▶ WHAT IS REQUIRED
Copy the whole blog excerpt below word for word.

▶ PAGE EXCERPT
══════
Turns out there were two more stores to hit, because the first didn’t have what I was after. That only happens every other week.

On the way back in, I looked in my mirror and realized that I haven’t tried a sunset-in-the-mirror photo in some time. It’s probably been three-plus years. How often are you driving west at just the right time of day with a clear view behind you? If you live west of where you’ve been, don’t answer that. It’s unusual for me now, as a pure happenstance, which is fine. One really only needs this shot every so often, anyway.

I bet the ever-changing symbolism is still changing.


19
Jul 19

And sure, I’m now all caught up on everything

Still filling time in this space for the week by catching up on things I haven’t already put here. Meanwhile, I’m updating the vacation pictures. Next week I may have to build out a section of the site just for that trip. And some of it will definitely go on the front page. I’ll let you know.

Anyway, here’s something completely unrelated that I’ve re-learned. If you wait, usually for just a few seconds, that flower photograph …

… will offer you something a little bit better:

I think I may re-learn that every year. Is that possible? Could it be that sometimes you and your brain disagree on the importance of things when you file them away? I’m not speaking of distraction, or short-term memory or forgotten things, but the simple stuff.
══════
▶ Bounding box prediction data

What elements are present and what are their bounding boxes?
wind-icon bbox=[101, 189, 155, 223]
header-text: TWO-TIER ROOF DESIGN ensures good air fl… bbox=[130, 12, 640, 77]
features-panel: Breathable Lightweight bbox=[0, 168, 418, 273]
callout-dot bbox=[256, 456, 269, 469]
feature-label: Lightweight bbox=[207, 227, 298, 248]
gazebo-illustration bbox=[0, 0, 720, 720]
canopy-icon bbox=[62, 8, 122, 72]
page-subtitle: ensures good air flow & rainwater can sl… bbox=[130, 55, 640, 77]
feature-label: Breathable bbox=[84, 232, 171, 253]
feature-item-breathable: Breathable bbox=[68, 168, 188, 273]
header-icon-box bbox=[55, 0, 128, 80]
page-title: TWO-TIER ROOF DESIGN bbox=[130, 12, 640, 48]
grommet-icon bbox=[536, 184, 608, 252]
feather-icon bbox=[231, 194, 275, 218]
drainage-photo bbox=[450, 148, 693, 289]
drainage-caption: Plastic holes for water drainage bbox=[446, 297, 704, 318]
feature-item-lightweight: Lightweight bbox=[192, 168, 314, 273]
══════
▶ THE COMPLETED TASK
Turns out there were two more stores to hit, because the first didn’t have what I was after. That only happens every other week.

On the way back in, I looked in my mirror and realized that I haven’t tried a sunset-in-the-mirror photo in some time. It’s probably been three-plus years. How often are you driving west at just the right time of day with a clear view behind you? If you live west of where you’ve been, don’t answer that. It’s unusual for me now, as a pure happenstance, which is fine. One really only needs this shot every so often, anyway.

I bet the ever-changing symbolism is still changing.


19
Jul 19

And sure, I’m now all caught up on everything

Still filling time in this space for the week by catching up on things I haven’t already put here. Meanwhile, I’m updating the vacation pictures. Next week I may have to build out a section of the site just for that trip. And some of it will definitely go on the front page. I’ll let you know.

Anyway, here’s something completely unrelated that I’ve re-learned. If you wait, usually for just a few seconds, that flower photograph …

… will offer you something a little bit better:

I think I may re-learn that every year. Is that possible? Could it be that sometimes you and your brain disagree on the importance of things when you file them away? I’m not speaking of distraction, or short-term memory or forgotten things, but the simple stuff.